Look through the entries and report how many lines include the word "name". Give the number alone.

== Provided data

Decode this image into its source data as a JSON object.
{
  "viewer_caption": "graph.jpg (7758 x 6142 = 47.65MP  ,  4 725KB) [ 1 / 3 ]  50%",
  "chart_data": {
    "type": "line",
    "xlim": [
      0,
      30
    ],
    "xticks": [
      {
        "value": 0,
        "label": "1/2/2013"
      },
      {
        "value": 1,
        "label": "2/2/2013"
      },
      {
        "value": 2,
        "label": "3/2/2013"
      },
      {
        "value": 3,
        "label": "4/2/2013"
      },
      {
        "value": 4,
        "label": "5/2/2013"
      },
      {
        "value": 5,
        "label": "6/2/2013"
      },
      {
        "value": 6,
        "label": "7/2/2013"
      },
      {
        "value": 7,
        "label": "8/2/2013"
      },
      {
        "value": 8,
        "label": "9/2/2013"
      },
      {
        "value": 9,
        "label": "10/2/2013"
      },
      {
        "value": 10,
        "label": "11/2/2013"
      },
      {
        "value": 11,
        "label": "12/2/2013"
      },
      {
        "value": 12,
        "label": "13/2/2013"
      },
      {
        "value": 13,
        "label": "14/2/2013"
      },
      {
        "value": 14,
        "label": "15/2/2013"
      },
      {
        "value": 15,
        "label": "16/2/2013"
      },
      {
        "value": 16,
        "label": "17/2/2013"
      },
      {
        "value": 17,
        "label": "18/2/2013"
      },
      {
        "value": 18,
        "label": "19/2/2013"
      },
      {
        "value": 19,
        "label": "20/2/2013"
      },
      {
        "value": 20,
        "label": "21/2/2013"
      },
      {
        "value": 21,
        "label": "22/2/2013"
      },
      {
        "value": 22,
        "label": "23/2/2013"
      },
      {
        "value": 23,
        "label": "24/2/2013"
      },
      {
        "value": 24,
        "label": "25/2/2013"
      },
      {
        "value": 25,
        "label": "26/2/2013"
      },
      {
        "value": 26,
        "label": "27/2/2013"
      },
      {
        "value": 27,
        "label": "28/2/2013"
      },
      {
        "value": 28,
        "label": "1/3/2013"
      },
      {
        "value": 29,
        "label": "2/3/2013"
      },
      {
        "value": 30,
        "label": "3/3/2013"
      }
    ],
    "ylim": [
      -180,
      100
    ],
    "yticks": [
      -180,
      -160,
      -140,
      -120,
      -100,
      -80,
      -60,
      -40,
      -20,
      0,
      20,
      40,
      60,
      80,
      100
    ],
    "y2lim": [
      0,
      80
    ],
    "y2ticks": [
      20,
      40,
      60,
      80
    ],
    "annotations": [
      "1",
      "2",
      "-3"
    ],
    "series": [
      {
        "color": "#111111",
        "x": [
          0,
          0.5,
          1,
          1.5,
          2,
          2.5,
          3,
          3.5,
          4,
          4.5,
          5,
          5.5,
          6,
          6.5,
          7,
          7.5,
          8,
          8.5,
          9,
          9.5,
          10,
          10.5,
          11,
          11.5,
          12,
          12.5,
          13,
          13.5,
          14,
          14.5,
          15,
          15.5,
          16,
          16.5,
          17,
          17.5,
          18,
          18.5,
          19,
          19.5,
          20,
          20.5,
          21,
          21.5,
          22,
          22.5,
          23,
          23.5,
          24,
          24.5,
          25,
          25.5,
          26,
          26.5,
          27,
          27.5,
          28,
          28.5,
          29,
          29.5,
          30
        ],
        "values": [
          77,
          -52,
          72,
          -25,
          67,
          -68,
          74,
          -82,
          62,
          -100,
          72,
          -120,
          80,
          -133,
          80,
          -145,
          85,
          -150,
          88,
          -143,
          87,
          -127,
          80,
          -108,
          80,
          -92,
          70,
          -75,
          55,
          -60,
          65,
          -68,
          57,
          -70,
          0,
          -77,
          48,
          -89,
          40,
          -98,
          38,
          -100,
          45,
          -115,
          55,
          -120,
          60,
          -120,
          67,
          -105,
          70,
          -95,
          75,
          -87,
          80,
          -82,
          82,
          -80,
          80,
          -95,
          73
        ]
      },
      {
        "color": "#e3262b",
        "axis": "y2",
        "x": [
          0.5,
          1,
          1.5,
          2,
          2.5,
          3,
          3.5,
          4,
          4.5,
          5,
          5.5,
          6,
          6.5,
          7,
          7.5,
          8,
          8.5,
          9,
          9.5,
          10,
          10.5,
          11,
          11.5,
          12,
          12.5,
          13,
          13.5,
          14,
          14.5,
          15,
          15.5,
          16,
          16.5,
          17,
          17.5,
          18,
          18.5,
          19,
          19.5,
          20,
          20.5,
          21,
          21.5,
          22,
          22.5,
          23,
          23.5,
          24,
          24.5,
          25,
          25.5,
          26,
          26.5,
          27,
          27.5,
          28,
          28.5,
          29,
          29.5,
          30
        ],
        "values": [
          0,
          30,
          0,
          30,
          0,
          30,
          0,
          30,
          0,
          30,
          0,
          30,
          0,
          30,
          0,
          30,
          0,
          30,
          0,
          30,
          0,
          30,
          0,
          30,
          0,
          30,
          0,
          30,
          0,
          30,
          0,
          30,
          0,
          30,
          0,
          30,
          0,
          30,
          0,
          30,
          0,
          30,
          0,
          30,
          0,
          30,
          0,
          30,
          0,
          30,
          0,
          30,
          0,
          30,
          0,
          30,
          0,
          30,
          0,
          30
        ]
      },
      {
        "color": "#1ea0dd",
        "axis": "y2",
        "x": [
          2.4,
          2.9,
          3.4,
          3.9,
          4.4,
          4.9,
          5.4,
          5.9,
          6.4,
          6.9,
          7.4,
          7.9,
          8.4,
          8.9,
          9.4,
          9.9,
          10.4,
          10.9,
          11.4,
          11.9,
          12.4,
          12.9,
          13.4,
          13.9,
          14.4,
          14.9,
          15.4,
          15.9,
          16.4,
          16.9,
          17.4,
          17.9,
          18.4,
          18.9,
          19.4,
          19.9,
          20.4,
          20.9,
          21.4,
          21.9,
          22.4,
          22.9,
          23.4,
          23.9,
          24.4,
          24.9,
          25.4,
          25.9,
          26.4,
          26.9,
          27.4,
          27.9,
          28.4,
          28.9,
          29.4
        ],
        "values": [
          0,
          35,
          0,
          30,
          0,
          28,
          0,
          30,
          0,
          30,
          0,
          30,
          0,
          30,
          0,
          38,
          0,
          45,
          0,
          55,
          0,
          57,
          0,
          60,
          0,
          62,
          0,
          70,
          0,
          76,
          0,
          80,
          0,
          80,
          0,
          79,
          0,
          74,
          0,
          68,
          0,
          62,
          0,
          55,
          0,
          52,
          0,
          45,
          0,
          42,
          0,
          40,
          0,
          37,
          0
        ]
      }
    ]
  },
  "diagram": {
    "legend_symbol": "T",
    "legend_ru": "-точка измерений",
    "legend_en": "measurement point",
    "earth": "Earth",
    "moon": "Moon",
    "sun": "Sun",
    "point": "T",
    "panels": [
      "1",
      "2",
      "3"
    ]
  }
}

====
== Provided data

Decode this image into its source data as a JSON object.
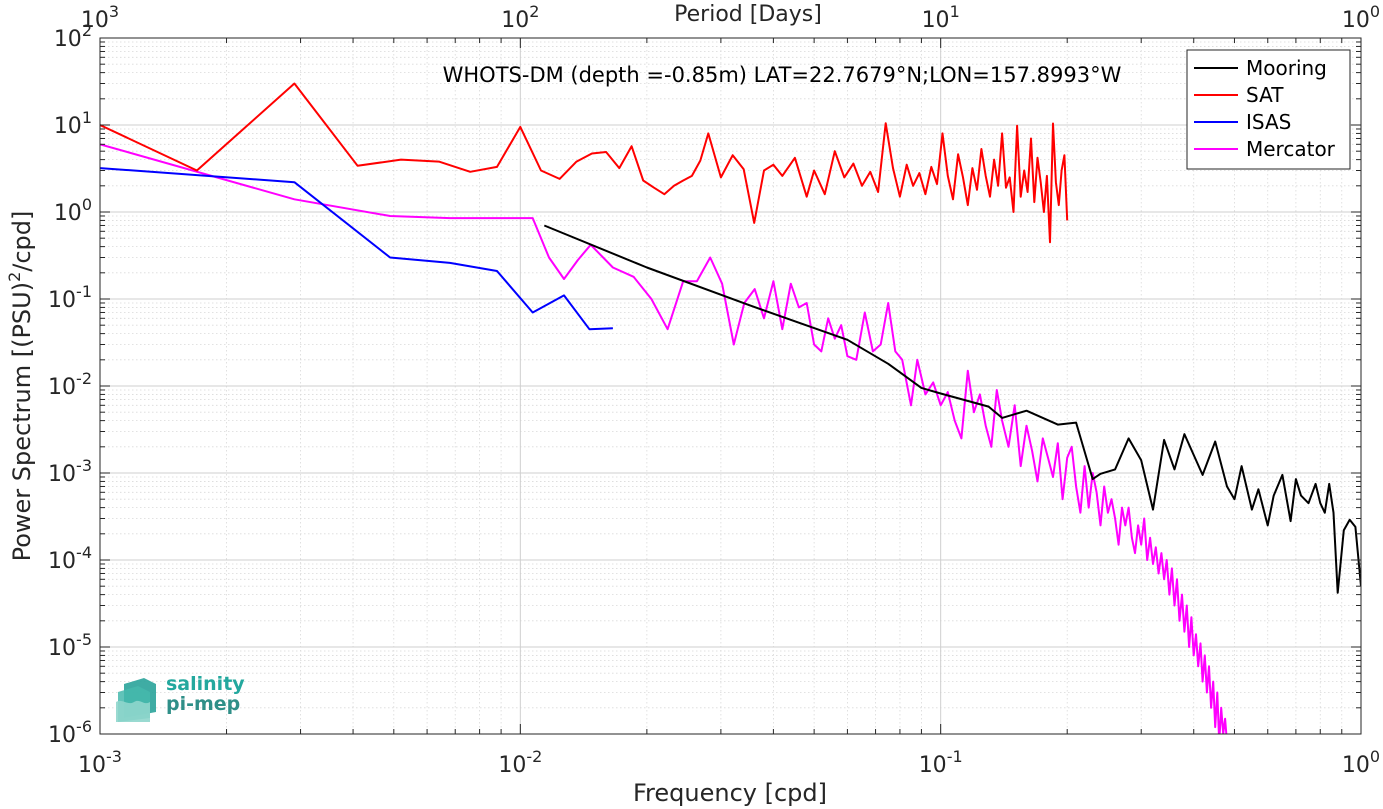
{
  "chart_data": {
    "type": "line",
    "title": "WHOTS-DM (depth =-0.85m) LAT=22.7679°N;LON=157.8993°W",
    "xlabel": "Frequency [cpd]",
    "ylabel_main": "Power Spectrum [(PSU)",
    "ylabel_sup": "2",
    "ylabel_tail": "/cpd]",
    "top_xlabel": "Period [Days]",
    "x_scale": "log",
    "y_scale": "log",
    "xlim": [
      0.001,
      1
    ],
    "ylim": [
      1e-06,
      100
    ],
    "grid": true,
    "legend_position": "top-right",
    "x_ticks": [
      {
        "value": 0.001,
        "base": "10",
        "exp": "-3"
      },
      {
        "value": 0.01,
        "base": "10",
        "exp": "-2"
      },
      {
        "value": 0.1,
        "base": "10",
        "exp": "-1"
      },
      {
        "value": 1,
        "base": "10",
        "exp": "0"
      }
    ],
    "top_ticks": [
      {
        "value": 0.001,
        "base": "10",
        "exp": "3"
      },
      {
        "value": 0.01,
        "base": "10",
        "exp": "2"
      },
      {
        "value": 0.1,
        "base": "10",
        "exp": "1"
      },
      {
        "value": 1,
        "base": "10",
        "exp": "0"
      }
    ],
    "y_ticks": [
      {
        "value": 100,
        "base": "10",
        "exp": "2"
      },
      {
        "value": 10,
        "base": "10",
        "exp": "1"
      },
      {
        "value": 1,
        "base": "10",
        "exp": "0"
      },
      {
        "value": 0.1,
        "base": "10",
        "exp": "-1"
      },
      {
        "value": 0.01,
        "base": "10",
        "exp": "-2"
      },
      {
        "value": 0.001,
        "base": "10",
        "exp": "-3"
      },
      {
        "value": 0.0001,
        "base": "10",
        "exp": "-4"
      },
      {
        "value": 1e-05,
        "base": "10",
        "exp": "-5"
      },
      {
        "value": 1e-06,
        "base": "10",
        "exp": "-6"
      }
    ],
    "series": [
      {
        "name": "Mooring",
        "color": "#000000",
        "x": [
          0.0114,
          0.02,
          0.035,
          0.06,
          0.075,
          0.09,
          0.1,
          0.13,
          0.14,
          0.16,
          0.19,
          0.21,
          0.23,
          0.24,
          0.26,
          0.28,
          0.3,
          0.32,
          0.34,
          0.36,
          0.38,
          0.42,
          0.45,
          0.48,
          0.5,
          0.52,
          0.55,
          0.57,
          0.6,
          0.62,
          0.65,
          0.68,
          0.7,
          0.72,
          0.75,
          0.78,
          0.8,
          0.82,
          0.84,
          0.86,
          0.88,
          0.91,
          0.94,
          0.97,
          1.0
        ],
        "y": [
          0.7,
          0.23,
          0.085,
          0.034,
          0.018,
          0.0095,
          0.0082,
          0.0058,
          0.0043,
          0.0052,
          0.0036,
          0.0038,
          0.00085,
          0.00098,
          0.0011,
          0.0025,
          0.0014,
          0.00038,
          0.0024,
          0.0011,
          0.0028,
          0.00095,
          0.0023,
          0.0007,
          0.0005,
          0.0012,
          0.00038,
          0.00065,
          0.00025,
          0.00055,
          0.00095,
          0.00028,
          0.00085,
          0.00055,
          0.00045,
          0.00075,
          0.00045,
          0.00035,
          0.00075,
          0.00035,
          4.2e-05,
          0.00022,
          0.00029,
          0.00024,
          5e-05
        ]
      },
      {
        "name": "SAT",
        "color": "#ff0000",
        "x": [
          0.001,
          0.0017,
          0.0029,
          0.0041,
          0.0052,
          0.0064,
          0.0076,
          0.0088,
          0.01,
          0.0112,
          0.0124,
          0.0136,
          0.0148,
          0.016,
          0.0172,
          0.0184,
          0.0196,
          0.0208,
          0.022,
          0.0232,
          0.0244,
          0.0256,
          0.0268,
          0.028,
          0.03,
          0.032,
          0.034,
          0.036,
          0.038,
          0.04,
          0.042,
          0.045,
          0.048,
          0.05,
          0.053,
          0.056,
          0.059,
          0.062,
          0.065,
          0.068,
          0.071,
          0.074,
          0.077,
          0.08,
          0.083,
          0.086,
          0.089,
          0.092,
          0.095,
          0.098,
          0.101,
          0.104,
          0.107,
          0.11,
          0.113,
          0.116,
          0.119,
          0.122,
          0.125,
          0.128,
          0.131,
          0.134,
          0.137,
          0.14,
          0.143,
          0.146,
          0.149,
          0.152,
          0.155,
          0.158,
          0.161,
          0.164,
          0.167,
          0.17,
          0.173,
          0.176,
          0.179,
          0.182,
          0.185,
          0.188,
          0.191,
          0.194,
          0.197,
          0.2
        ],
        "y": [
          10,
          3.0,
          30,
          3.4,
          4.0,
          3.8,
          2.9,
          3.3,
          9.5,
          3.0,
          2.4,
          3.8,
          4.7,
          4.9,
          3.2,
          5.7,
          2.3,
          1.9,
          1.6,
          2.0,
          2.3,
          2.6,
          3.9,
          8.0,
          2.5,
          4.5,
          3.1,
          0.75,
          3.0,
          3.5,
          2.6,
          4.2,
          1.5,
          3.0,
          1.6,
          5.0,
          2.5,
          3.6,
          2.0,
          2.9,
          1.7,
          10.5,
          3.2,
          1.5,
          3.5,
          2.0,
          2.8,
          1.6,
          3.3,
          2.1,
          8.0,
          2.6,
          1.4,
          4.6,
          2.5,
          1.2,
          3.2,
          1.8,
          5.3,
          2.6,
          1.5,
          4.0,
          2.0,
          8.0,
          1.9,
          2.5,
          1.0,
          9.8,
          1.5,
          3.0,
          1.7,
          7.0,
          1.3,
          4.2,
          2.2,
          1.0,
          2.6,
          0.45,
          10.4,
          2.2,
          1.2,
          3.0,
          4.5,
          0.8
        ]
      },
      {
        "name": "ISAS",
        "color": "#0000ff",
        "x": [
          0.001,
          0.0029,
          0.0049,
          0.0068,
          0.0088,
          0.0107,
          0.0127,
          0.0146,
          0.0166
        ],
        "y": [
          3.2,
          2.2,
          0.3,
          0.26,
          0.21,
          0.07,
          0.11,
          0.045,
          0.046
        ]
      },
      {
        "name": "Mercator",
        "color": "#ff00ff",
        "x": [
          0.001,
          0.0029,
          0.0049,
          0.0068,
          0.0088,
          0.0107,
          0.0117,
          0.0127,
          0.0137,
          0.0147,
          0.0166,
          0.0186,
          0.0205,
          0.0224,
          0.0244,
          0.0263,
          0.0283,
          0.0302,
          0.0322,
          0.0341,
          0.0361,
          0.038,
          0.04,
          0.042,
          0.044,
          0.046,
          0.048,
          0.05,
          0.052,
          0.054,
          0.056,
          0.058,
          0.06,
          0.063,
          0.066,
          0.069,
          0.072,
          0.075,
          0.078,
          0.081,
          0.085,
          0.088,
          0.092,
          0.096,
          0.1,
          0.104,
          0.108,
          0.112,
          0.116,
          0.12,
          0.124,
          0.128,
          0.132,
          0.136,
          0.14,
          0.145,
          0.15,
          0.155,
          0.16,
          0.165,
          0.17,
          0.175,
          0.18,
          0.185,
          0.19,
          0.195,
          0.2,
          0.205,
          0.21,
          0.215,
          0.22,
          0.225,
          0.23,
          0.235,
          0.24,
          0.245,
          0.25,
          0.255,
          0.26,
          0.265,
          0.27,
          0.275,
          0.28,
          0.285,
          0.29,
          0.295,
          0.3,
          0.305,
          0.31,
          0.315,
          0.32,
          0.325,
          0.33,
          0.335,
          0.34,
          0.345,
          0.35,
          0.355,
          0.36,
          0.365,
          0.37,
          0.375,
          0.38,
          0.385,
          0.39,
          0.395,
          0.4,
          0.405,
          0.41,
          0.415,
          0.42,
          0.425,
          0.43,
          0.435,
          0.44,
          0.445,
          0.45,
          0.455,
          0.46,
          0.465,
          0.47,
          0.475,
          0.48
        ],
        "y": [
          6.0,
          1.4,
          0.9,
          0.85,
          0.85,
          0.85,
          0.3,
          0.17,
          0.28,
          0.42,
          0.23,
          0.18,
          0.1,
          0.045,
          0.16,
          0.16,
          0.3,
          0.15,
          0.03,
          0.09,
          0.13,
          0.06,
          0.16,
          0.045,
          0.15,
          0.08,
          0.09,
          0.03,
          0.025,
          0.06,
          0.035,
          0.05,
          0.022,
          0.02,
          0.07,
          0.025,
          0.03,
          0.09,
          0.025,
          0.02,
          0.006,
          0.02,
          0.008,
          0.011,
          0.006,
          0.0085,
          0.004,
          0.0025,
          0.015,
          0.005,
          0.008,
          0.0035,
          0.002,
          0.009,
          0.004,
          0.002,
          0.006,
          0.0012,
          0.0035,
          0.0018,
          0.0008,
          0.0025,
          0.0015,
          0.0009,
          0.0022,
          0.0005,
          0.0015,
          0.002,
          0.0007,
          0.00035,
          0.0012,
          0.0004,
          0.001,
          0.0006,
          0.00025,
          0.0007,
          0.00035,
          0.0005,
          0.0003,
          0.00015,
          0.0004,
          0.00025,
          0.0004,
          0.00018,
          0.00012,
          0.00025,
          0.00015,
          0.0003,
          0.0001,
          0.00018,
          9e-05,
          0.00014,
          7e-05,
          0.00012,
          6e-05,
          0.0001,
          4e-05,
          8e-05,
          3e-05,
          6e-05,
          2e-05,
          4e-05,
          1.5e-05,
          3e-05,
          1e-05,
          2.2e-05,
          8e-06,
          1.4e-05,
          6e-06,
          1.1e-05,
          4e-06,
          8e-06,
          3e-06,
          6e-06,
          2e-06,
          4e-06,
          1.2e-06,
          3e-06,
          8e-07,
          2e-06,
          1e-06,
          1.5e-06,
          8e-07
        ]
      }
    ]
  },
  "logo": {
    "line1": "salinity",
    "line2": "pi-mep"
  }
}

====

Output for this exercise: 4